Task to complete: Repeat the listing below in full, exactly as it stands.

[begin Data provided]

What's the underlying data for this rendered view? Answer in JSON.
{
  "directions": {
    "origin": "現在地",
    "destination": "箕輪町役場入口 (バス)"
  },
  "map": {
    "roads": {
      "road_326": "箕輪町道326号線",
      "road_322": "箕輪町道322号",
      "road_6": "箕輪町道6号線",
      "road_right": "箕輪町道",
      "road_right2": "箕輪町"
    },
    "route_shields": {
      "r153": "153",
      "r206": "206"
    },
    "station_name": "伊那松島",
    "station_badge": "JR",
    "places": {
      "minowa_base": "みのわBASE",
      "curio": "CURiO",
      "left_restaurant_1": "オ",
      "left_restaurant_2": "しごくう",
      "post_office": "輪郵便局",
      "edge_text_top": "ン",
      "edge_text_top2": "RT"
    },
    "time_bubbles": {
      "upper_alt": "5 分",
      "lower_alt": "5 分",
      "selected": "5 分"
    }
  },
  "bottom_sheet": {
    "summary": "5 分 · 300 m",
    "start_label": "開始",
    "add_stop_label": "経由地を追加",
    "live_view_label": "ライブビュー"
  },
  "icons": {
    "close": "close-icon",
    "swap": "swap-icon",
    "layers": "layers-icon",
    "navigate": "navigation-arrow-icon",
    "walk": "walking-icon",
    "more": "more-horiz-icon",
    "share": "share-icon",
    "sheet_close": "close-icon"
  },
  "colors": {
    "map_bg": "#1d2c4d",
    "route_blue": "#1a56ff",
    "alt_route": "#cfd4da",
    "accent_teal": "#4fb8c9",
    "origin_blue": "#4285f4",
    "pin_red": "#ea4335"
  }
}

[end Data provided]

Expected answer:
What's the underlying data for this rendered view? Answer in JSON.
{
  "directions": {
    "origin": "現在地",
    "destination": "箕輪町役場入口 (バス)"
  },
  "map": {
    "roads": {
      "road_326": "箕輪町道326号線",
      "road_322": "箕輪町道322号",
      "road_6": "箕輪町道6号線",
      "road_right": "箕輪町道",
      "road_right2": "箕輪町"
    },
    "route_shields": {
      "r153": "153",
      "r206": "206"
    },
    "station_name": "伊那松島",
    "station_badge": "JR",
    "places": {
      "minowa_base": "みのわBASE",
      "curio": "CURiO",
      "left_restaurant_1": "オ",
      "left_restaurant_2": "しごくう",
      "post_office": "輪郵便局",
      "edge_text_top": "ン",
      "edge_text_top2": "RT"
    },
    "time_bubbles": {
      "upper_alt": "5 分",
      "lower_alt": "5 分",
      "selected": "5 分"
    }
  },
  "bottom_sheet": {
    "summary": "5 分 · 300 m",
    "start_label": "開始",
    "add_stop_label": "経由地を追加",
    "live_view_label": "ライブビュー"
  },
  "icons": {
    "close": "close-icon",
    "swap": "swap-icon",
    "layers": "layers-icon",
    "navigate": "navigation-arrow-icon",
    "walk": "walking-icon",
    "more": "more-horiz-icon",
    "share": "share-icon",
    "sheet_close": "close-icon"
  },
  "colors": {
    "map_bg": "#1d2c4d",
    "route_blue": "#1a56ff",
    "alt_route": "#cfd4da",
    "accent_teal": "#4fb8c9",
    "origin_blue": "#4285f4",
    "pin_red": "#ea4335"
  }
}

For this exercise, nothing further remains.